**Textausschnitt:**
Am 11.01.2007 hat der Kläger Klage erhoben und vorgetragen, im Rahmen der Berufungsverhandlungen seien intensive mündliche und schriftliche Verhandlungen über Besoldung, Versorgung und Ausstattung geführt worden. Ein zentraler Aspekt des Schriftwechsels mit dem MWK und dem Beklagten sei die Versorgung gewesen. Er habe sich auf die Auskunft vom 19.01.1993 verlassen und mit Schreiben vom 01.02.1993 dem MWK mitgeteilt, dass dem Schreiben vom 19.01.1993 mit hinreichender Genauigkeit und Verlässlichkeit entnommen werden könne, dass im Bereich Ruheversorgung kein weiterer Verhandlungsbedarf bestehe. Inzwischen bereue er sehr, sich auf dieses Schreiben verlassen zu haben. Im Hinblick auf § 67 Abs. 3 BeamtVG, nach dem in der Regel bei der Berufung über die Ruhegehaltfähigkeit von "Kann-Zeiten" zu entscheiden sei, sei das Schreiben vom 19.01.1993 wie ein Verwaltungsakt zu behandeln. Außer ihm seien auch andere Professoren betroffen, die mit anderen Erwartungen und Zusicherungen nach Niedersachsen geholt worden sein. In der Antwort der Landesregierung vom 18.09.2006 zu einer kleinen parlamentarischen Anfrage heiße es insoweit u.a., ggf. würden zur Vermeidung einer Überversorgung zusätzlich andere Kann- oder Ermessens-Zeiten nur noch in dem Umfang ruhegehaltsteigernd berücksichtigt, der erforderlich sei, um eine Versorgung zu erreichen, die sich im Falle einer Anwendung des § 55 BeamtVG ergeben würde. Den Vorbehalt der "fiktiven Berechnung" im Schreiben vom 19.01.1993 habe er darin gesehen, dass seine Berufung zum Professor zum 01.04.1993 und seine Versetzung in den Ruhestand mit Ablauf des 30.09.2008 unterstellt werde und die maßgeblichen Dokumente zu seinem wissenschaftlichen Werdegang wie Diplom, Doktorat, Habilitation, Ernennung zum Professor in Österreich noch nicht vorgelegt gewesen seien. Die Vorstellung, dass die Anerkennung der Ruhegehaltfähigkeit der angeführten Zeiten unverbindlich sei, sei außerhalb seiner Vorstellungskraft gewesen.

**Bereitgestellte Daten:**
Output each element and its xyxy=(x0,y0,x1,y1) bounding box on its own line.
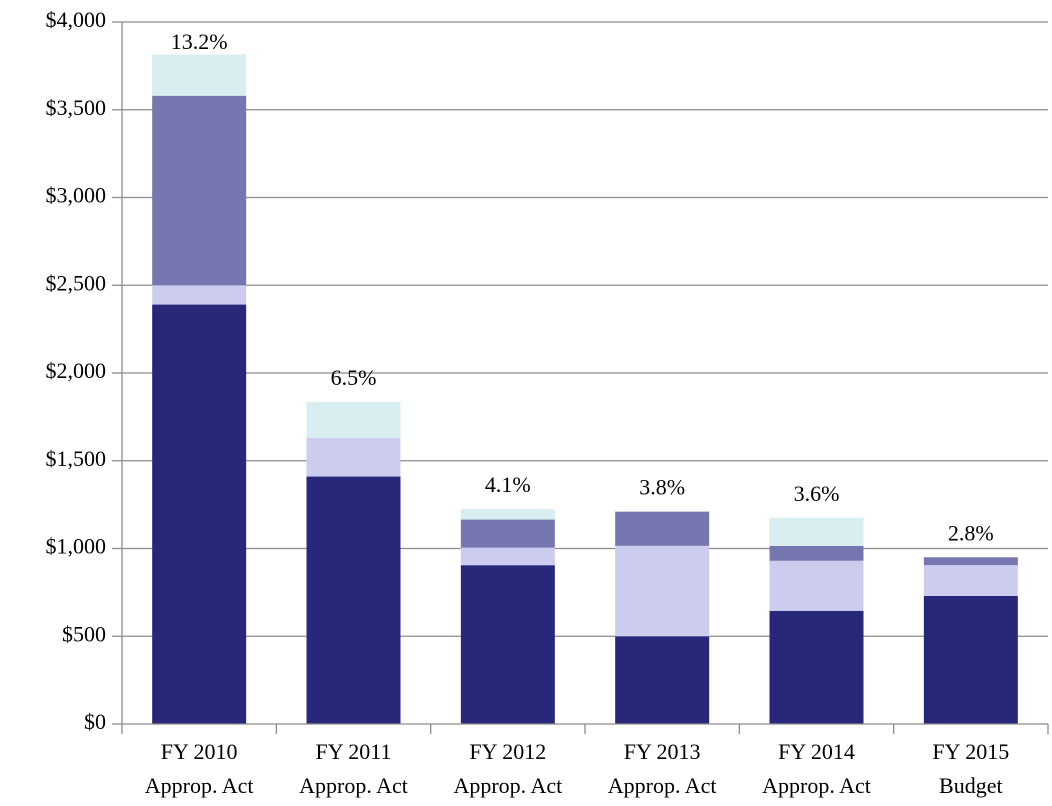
bar-segment xyxy=(306,401,401,438)
x-tick-label: FY 2010 xyxy=(161,739,238,764)
x-tick-label: FY 2015 xyxy=(932,739,1009,764)
bar-segment xyxy=(615,511,710,546)
x-tick-label: Approp. Act xyxy=(608,773,717,798)
bar-segment xyxy=(769,545,864,561)
bar-segment xyxy=(460,509,555,520)
x-tick-label: FY 2012 xyxy=(469,739,546,764)
bar-segment xyxy=(615,545,710,637)
y-tick-label: $2,500 xyxy=(46,270,107,295)
x-tick-label: FY 2013 xyxy=(624,739,701,764)
bar-annotation: 2.8% xyxy=(948,520,994,545)
x-tick-label: Approp. Act xyxy=(145,773,254,798)
bar-segment xyxy=(769,560,864,611)
bar-segment xyxy=(152,95,247,286)
x-tick-label: FY 2014 xyxy=(778,739,855,764)
bar-annotation: 13.2% xyxy=(171,29,228,54)
bar-segment xyxy=(923,557,1018,566)
y-tick-label: $0 xyxy=(84,709,106,734)
x-tick-label: Budget xyxy=(939,773,1003,798)
bar-segment xyxy=(923,595,1018,724)
y-tick-label: $1,000 xyxy=(46,534,107,559)
bar-segment xyxy=(152,285,247,305)
bar-segment xyxy=(152,304,247,724)
bar-annotation: 4.1% xyxy=(485,472,531,497)
y-tick-label: $2,000 xyxy=(46,358,107,383)
bar-segment xyxy=(306,437,401,477)
bar-annotation: 3.8% xyxy=(639,475,685,500)
x-tick-label: FY 2011 xyxy=(316,739,392,764)
bar-segment xyxy=(769,610,864,724)
bar-segment xyxy=(923,565,1018,596)
bar-segment xyxy=(460,547,555,566)
x-tick-label: Approp. Act xyxy=(299,773,408,798)
y-tick-label: $3,000 xyxy=(46,183,107,208)
bar-segment xyxy=(460,565,555,724)
bar-segment xyxy=(460,519,555,548)
y-tick-label: $1,500 xyxy=(46,446,107,471)
y-tick-label: $500 xyxy=(62,621,106,646)
bar-segment xyxy=(769,517,864,546)
bar-annotation: 6.5% xyxy=(331,365,377,390)
y-tick-label: $3,500 xyxy=(46,95,107,120)
bar-segment xyxy=(306,476,401,724)
bar-segment xyxy=(152,54,247,96)
y-tick-label: $4,000 xyxy=(46,7,107,32)
bar-segment xyxy=(615,636,710,724)
x-tick-label: Approp. Act xyxy=(453,773,562,798)
bar-annotation: 3.6% xyxy=(794,481,840,506)
x-tick-label: Approp. Act xyxy=(762,773,871,798)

**Die Aufgaben:**
#1 Nenne alle Dokumente zum wissenschaftlichen Werdegang des Klägers, die der Textausschnitt aufzählt.
#2 Kopiere aus den Datensätzen alle Zeilen zwischen der Zeile mit "bar-segment xyxy=(306,401,401,438)" und der Zeile mit "y-tick-label: $1,000 xyxy=(46,534,107,559)", beide Zeilen eingeschlossen, ohne jede Änderung.

**Schriftliche Antworten:**
#1
- Diplom
- Doktorat
- Habilitation
- Ernennung zum Professor in Österreich

#2
bar-segment xyxy=(306,401,401,438)
x-tick-label: FY 2010 xyxy=(161,739,238,764)
x-tick-label: FY 2015 xyxy=(932,739,1009,764)
bar-segment xyxy=(615,511,710,546)
x-tick-label: Approp. Act xyxy=(608,773,717,798)
bar-segment xyxy=(769,545,864,561)
bar-segment xyxy=(460,509,555,520)
x-tick-label: FY 2012 xyxy=(469,739,546,764)
bar-segment xyxy=(615,545,710,637)
y-tick-label: $2,500 xyxy=(46,270,107,295)
x-tick-label: FY 2013 xyxy=(624,739,701,764)
bar-annotation: 2.8% xyxy=(948,520,994,545)
x-tick-label: Approp. Act xyxy=(145,773,254,798)
bar-segment xyxy=(769,560,864,611)
bar-segment xyxy=(152,95,247,286)
x-tick-label: FY 2014 xyxy=(778,739,855,764)
bar-annotation: 13.2% xyxy=(171,29,228,54)
bar-segment xyxy=(923,557,1018,566)
y-tick-label: $0 xyxy=(84,709,106,734)
x-tick-label: Budget xyxy=(939,773,1003,798)
bar-segment xyxy=(923,595,1018,724)
y-tick-label: $1,000 xyxy=(46,534,107,559)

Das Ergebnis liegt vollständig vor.